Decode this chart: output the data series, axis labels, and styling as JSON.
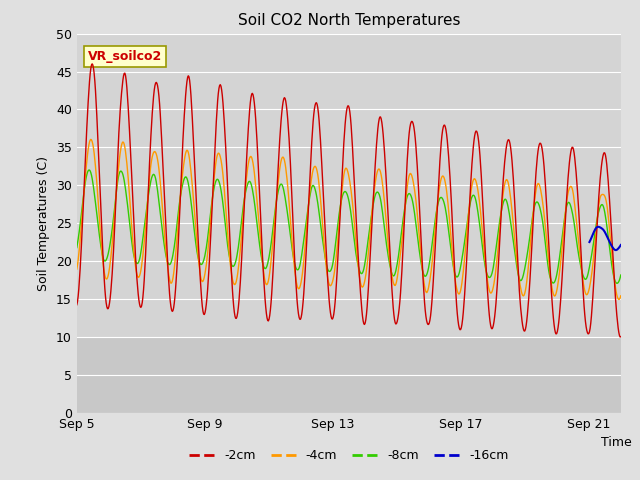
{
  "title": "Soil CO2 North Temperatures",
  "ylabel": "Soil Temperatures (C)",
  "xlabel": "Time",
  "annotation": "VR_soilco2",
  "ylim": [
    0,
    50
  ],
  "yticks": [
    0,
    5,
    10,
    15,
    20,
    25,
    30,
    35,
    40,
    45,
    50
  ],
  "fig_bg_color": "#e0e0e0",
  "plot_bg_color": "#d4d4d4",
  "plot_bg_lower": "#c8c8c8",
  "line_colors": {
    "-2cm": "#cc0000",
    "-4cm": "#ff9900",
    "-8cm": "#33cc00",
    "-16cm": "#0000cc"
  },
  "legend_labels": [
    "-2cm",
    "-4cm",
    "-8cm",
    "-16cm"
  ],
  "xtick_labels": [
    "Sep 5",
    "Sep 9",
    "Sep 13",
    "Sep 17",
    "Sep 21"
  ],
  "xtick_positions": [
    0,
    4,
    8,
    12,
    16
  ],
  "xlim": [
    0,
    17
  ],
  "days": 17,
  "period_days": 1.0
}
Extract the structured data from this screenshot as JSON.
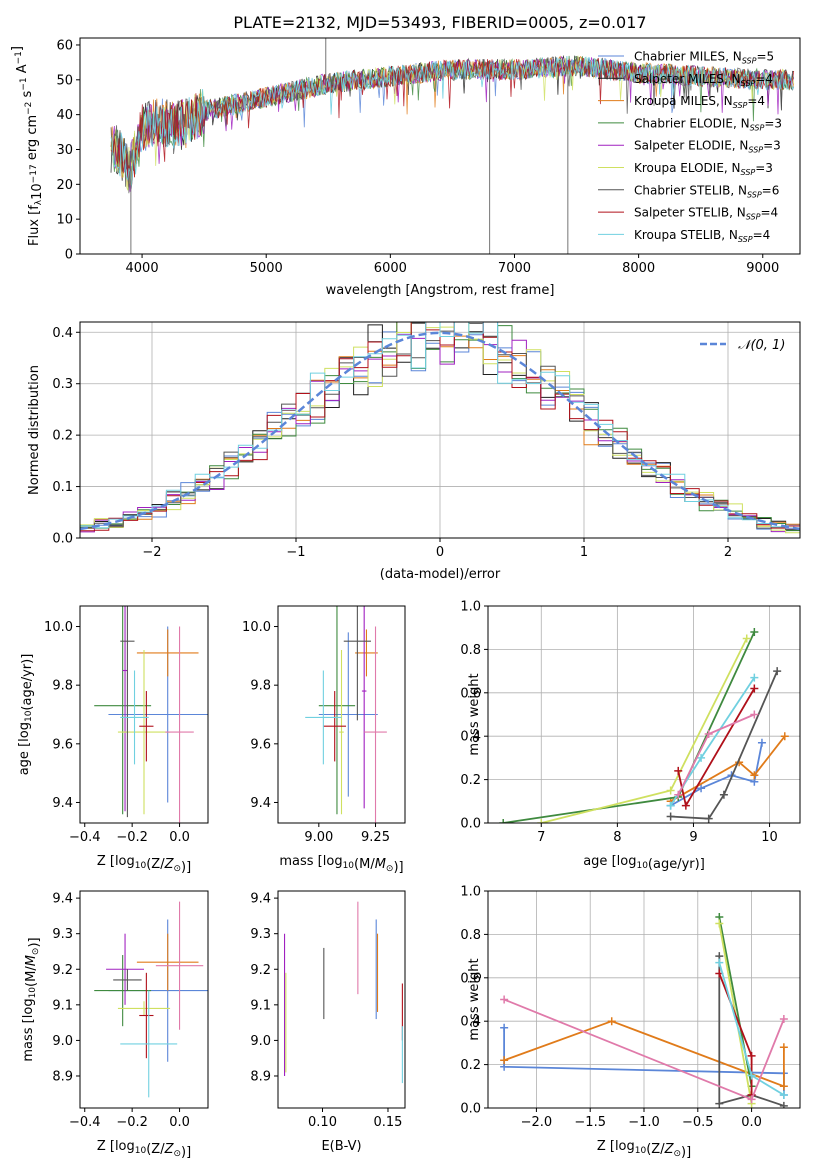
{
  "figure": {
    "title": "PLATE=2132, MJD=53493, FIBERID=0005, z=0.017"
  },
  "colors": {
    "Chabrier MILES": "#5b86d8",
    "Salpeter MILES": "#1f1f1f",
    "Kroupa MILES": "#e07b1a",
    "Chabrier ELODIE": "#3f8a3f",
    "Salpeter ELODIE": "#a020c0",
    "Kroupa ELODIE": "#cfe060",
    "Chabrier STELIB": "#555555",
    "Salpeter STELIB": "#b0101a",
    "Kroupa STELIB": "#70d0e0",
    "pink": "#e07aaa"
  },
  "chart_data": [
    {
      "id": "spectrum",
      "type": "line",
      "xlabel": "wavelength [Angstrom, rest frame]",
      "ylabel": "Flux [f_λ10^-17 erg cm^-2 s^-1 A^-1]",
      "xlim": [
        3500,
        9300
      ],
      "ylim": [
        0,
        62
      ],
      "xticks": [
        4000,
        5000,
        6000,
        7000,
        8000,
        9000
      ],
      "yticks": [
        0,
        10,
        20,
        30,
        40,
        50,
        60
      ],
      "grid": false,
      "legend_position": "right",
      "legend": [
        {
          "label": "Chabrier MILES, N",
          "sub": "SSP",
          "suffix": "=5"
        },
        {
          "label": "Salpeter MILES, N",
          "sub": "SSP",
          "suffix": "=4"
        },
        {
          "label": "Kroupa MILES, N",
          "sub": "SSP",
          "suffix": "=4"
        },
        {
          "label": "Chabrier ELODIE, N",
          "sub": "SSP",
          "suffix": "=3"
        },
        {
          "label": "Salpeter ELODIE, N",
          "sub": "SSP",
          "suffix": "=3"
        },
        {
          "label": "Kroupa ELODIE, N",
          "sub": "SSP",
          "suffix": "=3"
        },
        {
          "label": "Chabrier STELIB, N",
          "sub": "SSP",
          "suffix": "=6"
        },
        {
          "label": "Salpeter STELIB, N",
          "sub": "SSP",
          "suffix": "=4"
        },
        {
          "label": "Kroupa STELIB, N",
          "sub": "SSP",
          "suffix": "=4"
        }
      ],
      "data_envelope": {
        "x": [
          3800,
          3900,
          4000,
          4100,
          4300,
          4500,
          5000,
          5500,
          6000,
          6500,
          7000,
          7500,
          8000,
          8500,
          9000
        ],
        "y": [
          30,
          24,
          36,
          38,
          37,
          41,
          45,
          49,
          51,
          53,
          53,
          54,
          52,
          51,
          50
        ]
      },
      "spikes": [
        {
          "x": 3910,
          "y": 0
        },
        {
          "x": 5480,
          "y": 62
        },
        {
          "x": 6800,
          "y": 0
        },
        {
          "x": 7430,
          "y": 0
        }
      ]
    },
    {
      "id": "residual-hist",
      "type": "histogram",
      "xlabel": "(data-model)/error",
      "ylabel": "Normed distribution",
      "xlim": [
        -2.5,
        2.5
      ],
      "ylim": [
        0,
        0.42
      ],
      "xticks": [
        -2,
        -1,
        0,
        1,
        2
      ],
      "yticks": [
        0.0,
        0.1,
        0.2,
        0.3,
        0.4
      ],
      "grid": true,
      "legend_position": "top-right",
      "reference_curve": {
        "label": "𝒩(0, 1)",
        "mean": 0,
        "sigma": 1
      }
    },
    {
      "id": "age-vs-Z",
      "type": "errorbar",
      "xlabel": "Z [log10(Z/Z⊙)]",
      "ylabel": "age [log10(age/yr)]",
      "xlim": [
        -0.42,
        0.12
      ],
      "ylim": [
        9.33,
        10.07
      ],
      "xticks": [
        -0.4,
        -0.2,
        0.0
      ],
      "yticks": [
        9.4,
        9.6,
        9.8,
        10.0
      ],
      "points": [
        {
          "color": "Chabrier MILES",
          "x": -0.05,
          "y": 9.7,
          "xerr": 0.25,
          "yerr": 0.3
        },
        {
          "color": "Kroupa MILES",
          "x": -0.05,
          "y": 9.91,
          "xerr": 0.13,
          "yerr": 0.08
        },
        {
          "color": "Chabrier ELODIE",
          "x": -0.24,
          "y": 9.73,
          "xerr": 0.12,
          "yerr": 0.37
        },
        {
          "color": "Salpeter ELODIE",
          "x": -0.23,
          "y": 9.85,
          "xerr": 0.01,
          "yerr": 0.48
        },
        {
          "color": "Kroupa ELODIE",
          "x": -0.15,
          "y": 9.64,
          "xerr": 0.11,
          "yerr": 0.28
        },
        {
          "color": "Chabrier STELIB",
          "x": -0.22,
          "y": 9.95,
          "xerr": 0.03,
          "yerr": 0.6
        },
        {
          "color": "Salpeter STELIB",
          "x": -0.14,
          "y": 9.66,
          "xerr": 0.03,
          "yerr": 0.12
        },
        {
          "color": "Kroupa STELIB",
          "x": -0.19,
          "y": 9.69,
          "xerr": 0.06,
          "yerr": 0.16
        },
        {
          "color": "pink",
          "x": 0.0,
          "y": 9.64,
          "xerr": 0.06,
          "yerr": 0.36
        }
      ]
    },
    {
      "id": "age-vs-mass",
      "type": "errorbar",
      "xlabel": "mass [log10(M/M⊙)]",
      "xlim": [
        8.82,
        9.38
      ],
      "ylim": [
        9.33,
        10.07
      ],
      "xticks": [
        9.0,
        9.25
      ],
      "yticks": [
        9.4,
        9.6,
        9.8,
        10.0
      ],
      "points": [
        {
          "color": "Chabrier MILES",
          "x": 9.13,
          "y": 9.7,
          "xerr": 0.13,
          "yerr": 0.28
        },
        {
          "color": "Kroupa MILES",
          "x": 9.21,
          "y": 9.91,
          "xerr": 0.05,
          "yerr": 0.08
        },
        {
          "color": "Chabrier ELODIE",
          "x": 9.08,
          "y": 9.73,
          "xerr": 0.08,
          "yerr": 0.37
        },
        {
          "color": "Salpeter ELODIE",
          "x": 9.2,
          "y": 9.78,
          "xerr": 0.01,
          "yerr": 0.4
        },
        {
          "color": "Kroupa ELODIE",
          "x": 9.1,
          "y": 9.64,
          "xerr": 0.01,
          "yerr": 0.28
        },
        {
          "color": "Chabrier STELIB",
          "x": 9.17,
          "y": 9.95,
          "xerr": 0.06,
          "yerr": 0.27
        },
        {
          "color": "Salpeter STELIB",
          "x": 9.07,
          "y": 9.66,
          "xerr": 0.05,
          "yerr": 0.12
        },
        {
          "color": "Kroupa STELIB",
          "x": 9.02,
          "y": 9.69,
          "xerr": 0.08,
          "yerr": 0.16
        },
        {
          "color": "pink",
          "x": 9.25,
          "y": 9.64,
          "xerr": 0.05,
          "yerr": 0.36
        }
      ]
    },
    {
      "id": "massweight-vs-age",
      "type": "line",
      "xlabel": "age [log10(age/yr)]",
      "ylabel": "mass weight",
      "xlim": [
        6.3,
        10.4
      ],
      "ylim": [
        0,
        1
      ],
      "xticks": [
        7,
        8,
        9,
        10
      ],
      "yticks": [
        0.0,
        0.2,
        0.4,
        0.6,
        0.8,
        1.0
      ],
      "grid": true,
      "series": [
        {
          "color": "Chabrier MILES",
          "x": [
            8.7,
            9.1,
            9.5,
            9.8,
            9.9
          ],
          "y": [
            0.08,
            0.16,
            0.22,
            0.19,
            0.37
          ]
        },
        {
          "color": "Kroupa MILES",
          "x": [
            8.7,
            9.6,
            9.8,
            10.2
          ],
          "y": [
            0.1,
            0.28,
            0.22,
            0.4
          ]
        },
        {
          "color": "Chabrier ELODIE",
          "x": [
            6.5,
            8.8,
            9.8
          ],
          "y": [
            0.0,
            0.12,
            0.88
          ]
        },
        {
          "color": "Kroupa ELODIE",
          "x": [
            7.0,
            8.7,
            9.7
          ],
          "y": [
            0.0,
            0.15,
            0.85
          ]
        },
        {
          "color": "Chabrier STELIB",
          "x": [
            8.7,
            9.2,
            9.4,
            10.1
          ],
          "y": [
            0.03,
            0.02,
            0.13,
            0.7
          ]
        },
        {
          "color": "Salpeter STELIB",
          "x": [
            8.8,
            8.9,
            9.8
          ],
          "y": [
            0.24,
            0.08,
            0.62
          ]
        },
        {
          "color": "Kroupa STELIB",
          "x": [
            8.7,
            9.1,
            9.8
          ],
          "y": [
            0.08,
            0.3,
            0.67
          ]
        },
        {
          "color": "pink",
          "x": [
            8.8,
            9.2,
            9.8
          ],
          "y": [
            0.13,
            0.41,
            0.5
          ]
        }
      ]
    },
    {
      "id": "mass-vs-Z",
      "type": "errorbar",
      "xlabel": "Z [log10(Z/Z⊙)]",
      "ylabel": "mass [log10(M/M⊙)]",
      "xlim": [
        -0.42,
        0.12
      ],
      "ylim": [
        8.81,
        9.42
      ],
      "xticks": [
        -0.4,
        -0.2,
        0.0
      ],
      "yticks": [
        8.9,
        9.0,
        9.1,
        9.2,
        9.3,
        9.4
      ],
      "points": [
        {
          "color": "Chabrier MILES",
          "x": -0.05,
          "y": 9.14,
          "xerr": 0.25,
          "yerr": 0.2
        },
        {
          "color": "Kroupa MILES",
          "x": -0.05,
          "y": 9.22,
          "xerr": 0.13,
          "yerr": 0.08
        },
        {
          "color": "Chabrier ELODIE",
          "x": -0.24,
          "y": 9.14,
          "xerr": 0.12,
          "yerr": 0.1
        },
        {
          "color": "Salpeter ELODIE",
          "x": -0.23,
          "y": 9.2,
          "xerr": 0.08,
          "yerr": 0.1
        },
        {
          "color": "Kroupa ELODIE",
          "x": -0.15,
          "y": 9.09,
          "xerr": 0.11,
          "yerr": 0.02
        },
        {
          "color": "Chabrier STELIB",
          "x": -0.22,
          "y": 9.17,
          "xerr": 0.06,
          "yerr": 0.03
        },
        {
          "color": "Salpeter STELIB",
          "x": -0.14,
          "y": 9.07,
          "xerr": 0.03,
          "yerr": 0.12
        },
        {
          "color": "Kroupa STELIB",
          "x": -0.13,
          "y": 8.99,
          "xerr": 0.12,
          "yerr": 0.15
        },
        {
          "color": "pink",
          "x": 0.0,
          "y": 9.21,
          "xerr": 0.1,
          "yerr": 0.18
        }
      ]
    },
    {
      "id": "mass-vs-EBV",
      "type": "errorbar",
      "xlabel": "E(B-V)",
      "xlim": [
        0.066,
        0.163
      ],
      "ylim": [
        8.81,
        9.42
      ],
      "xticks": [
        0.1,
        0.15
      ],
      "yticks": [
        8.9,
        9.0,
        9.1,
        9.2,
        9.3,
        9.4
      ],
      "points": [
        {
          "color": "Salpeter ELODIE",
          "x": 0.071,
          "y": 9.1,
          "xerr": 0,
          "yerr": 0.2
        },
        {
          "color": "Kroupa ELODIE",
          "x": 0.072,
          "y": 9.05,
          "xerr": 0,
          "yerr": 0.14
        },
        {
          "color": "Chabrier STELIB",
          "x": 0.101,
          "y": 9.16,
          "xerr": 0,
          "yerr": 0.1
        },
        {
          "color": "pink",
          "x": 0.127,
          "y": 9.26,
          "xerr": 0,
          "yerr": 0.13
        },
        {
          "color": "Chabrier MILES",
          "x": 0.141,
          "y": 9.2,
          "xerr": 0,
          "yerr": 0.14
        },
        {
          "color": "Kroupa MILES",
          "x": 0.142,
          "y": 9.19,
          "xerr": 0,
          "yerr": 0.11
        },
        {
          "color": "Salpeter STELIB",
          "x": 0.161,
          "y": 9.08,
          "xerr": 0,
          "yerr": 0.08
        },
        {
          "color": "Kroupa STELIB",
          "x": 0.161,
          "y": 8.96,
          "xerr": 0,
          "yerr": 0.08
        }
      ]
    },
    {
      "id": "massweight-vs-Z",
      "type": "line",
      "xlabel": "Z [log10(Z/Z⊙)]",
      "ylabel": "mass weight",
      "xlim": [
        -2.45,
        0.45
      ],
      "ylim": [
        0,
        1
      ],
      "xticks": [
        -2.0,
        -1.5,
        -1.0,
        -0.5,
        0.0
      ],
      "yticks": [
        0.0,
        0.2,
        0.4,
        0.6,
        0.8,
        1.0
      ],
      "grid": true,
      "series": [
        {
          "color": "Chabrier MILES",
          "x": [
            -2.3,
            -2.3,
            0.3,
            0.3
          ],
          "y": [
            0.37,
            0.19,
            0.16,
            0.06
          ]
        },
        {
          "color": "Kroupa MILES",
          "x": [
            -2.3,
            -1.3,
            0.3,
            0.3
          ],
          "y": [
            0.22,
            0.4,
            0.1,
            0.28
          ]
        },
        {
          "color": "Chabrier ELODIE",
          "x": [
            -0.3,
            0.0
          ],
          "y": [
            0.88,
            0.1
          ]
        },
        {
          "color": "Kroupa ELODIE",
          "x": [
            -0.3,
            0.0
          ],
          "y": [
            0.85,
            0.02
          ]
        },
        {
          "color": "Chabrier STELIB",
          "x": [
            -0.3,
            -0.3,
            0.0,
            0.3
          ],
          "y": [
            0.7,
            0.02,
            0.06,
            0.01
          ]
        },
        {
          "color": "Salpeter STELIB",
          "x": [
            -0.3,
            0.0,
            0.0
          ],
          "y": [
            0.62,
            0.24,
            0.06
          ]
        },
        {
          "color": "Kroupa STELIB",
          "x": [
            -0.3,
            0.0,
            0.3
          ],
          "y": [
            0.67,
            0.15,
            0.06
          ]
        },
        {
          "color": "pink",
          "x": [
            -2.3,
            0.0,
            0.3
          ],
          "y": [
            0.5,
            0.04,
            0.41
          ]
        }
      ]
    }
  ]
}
———
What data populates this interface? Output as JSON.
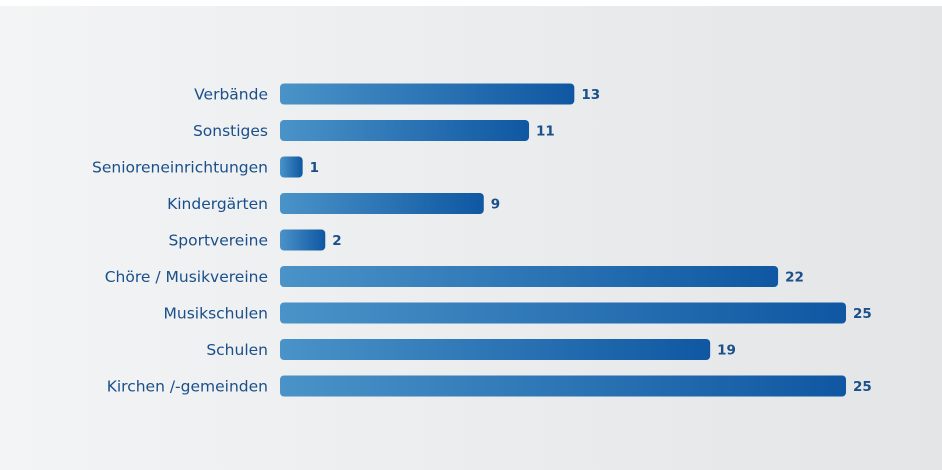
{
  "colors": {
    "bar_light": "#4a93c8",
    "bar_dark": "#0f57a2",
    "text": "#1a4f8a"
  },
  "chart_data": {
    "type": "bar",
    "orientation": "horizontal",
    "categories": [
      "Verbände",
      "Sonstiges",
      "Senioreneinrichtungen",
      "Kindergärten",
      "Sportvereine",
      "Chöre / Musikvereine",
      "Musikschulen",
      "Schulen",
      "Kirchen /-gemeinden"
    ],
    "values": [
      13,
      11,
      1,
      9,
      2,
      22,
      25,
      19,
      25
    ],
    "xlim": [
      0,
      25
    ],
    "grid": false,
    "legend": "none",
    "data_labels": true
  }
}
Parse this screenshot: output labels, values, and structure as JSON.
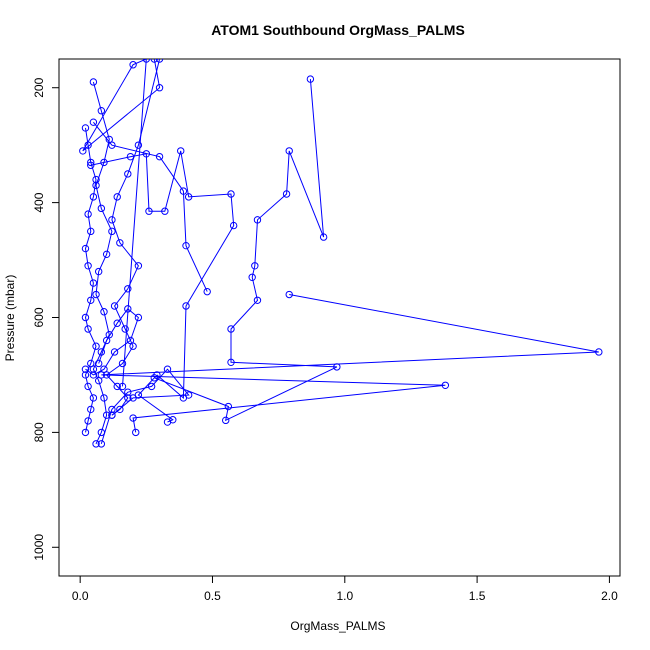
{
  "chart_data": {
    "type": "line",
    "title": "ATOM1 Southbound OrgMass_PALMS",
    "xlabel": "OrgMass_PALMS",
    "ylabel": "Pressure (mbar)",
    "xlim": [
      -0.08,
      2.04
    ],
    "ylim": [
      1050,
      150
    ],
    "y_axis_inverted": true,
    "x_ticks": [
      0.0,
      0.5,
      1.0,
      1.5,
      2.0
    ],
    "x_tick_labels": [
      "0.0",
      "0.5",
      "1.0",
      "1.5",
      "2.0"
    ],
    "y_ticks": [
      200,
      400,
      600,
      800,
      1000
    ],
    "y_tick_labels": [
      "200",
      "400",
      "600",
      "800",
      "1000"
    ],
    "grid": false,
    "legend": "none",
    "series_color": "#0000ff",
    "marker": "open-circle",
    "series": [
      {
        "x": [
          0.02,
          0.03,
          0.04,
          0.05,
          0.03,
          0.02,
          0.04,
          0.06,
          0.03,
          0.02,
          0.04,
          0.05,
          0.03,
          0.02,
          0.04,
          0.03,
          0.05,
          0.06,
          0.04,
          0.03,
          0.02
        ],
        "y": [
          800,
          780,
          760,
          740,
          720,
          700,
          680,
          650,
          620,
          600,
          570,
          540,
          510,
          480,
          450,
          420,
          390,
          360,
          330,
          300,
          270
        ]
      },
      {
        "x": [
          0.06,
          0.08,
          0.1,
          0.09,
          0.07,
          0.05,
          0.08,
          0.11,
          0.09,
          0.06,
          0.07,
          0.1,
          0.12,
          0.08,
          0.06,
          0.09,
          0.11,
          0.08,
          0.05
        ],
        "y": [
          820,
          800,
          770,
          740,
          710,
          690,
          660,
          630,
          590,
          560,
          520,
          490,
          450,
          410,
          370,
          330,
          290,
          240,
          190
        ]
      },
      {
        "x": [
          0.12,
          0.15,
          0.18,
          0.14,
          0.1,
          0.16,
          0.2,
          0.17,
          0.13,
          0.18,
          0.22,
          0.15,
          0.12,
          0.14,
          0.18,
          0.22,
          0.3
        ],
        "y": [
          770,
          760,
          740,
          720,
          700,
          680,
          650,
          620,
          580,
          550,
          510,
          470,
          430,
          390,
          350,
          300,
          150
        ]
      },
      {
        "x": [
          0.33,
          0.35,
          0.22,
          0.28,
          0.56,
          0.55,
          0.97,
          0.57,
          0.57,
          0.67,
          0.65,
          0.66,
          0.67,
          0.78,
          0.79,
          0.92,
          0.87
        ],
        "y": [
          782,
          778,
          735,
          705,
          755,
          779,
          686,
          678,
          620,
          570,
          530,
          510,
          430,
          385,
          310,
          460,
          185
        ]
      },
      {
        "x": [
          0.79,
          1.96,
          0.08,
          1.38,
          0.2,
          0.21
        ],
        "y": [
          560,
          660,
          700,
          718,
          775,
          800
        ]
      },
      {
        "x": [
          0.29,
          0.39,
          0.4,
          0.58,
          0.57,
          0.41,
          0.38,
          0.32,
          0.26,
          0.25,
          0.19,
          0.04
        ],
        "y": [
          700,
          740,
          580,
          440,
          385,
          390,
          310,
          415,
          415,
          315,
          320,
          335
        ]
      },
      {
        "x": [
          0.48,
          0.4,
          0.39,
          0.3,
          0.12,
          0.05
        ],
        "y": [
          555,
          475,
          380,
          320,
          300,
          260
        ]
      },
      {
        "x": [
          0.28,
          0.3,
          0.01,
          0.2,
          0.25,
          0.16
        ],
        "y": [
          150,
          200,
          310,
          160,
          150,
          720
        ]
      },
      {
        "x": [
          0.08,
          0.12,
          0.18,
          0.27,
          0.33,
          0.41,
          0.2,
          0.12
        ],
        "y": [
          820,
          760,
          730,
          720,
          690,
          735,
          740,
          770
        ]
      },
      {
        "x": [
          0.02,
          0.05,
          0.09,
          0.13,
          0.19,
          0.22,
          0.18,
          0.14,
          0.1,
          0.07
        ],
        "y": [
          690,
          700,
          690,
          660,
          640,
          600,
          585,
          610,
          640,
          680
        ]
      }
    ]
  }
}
———
* _REQUIREMENTS_
Look through the entries above for the word "ylabel". Copy every line where it shows up.

* _RESULT FOR THIS TASK_
  "ylabel": "Soil Temperatures (C)",
      "ylabel": "Flux [f_λ10^-17 erg cm^-2 s^-1 A^-1]",
      "ylabel": "Normed distribution",
      "ylabel": "age [log10(age/yr)]",
      "ylabel": "mass weight",
      "ylabel": "mass [log10(M/M⊙)]",
      "ylabel": "mass weight",
    "ylabel": "Pressure (mbar)",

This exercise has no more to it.